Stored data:
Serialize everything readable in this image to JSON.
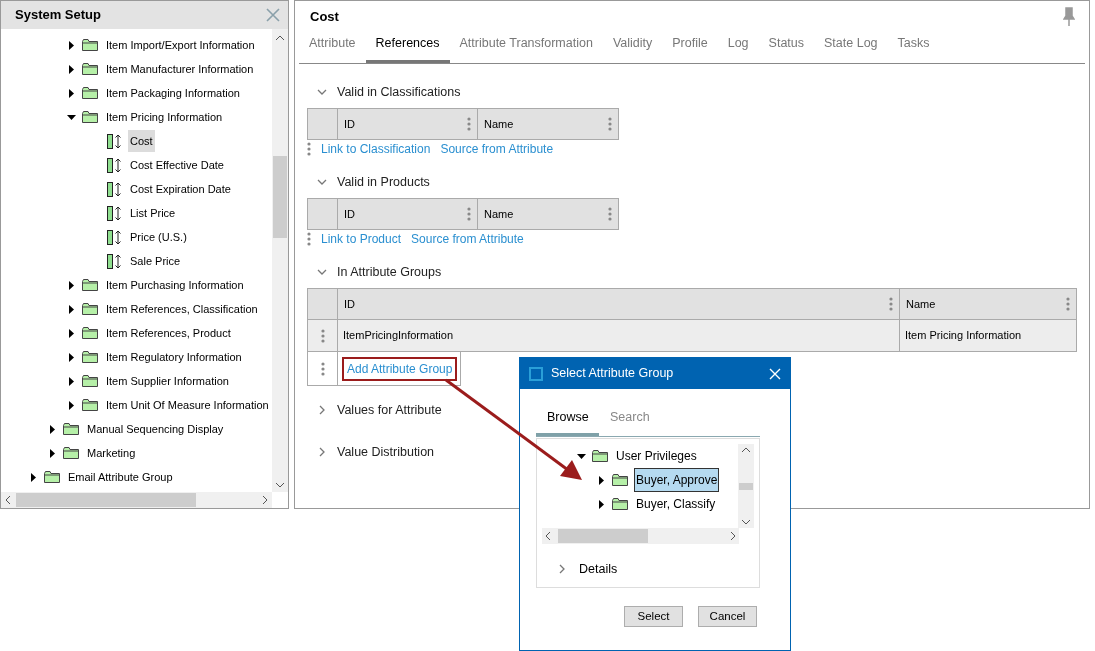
{
  "sidebar": {
    "title": "System Setup",
    "tree": [
      {
        "children": [
          {
            "children": [
              {
                "label": "Item Import/Export Information",
                "kind": "group",
                "expanded": false,
                "selected": false
              },
              {
                "label": "Item Manufacturer Information",
                "kind": "group",
                "expanded": false,
                "selected": false
              },
              {
                "label": "Item Packaging Information",
                "kind": "group",
                "expanded": false,
                "selected": false
              },
              {
                "label": "Item Pricing Information",
                "kind": "group",
                "expanded": true,
                "selected": false,
                "children": [
                  {
                    "label": "Cost",
                    "kind": "attribute",
                    "selected": true
                  },
                  {
                    "label": "Cost Effective Date",
                    "kind": "attribute",
                    "selected": false
                  },
                  {
                    "label": "Cost Expiration Date",
                    "kind": "attribute",
                    "selected": false
                  },
                  {
                    "label": "List Price",
                    "kind": "attribute",
                    "selected": false
                  },
                  {
                    "label": "Price (U.S.)",
                    "kind": "attribute",
                    "selected": false
                  },
                  {
                    "label": "Sale Price",
                    "kind": "attribute",
                    "selected": false
                  }
                ]
              },
              {
                "label": "Item Purchasing Information",
                "kind": "group",
                "expanded": false,
                "selected": false
              },
              {
                "label": "Item References, Classification",
                "kind": "group",
                "expanded": false,
                "selected": false
              },
              {
                "label": "Item References, Product",
                "kind": "group",
                "expanded": false,
                "selected": false
              },
              {
                "label": "Item Regulatory Information",
                "kind": "group",
                "expanded": false,
                "selected": false
              },
              {
                "label": "Item Supplier Information",
                "kind": "group",
                "expanded": false,
                "selected": false
              },
              {
                "label": "Item Unit Of Measure Information",
                "kind": "group",
                "expanded": false,
                "selected": false
              }
            ]
          },
          {
            "label": "Manual Sequencing Display",
            "kind": "group",
            "expanded": false,
            "selected": false
          },
          {
            "label": "Marketing",
            "kind": "group",
            "expanded": false,
            "selected": false
          }
        ]
      },
      {
        "label": "Email Attribute Group",
        "kind": "group",
        "expanded": false,
        "selected": false
      }
    ]
  },
  "editor": {
    "title": "Cost",
    "tabs": [
      {
        "label": "Attribute",
        "selected": false
      },
      {
        "label": "References",
        "selected": true
      },
      {
        "label": "Attribute Transformation",
        "selected": false
      },
      {
        "label": "Validity",
        "selected": false
      },
      {
        "label": "Profile",
        "selected": false
      },
      {
        "label": "Log",
        "selected": false
      },
      {
        "label": "Status",
        "selected": false
      },
      {
        "label": "State Log",
        "selected": false
      },
      {
        "label": "Tasks",
        "selected": false
      }
    ],
    "sections": [
      {
        "title": "Valid in Classifications",
        "expanded": true,
        "table": {
          "columns": [
            "ID",
            "Name"
          ]
        },
        "links": [
          {
            "label": "Link to Classification",
            "highlighted": false
          },
          {
            "label": "Source from Attribute",
            "highlighted": false
          }
        ]
      },
      {
        "title": "Valid in Products",
        "expanded": true,
        "table": {
          "columns": [
            "ID",
            "Name"
          ]
        },
        "links": [
          {
            "label": "Link to Product",
            "highlighted": false
          },
          {
            "label": "Source from Attribute",
            "highlighted": false
          }
        ]
      },
      {
        "title": "In Attribute Groups",
        "expanded": true,
        "table": {
          "columns": [
            "ID",
            "Name"
          ],
          "rows": [
            [
              "ItemPricingInformation",
              "Item Pricing Information"
            ]
          ]
        },
        "action": {
          "label": "Add Attribute Group",
          "highlighted": true
        }
      },
      {
        "title": "Values for Attribute",
        "expanded": false
      },
      {
        "title": "Value Distribution",
        "expanded": false
      }
    ]
  },
  "dialog": {
    "title": "Select Attribute Group",
    "tabs": [
      {
        "label": "Browse",
        "selected": true
      },
      {
        "label": "Search",
        "selected": false
      }
    ],
    "tree": [
      {
        "label": "User Privileges",
        "expanded": true,
        "selected": false,
        "children": [
          {
            "label": "Buyer, Approve",
            "expanded": false,
            "selected": true
          },
          {
            "label": "Buyer, Classify",
            "expanded": false,
            "selected": false
          }
        ]
      }
    ],
    "details": {
      "label": "Details",
      "expanded": false
    },
    "buttons": [
      "Select",
      "Cancel"
    ]
  }
}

THE PROBLEM: A line counts if it holds the word "Buyer". How many lines of the entries count? Give the number only.

FINAL RESULT: 2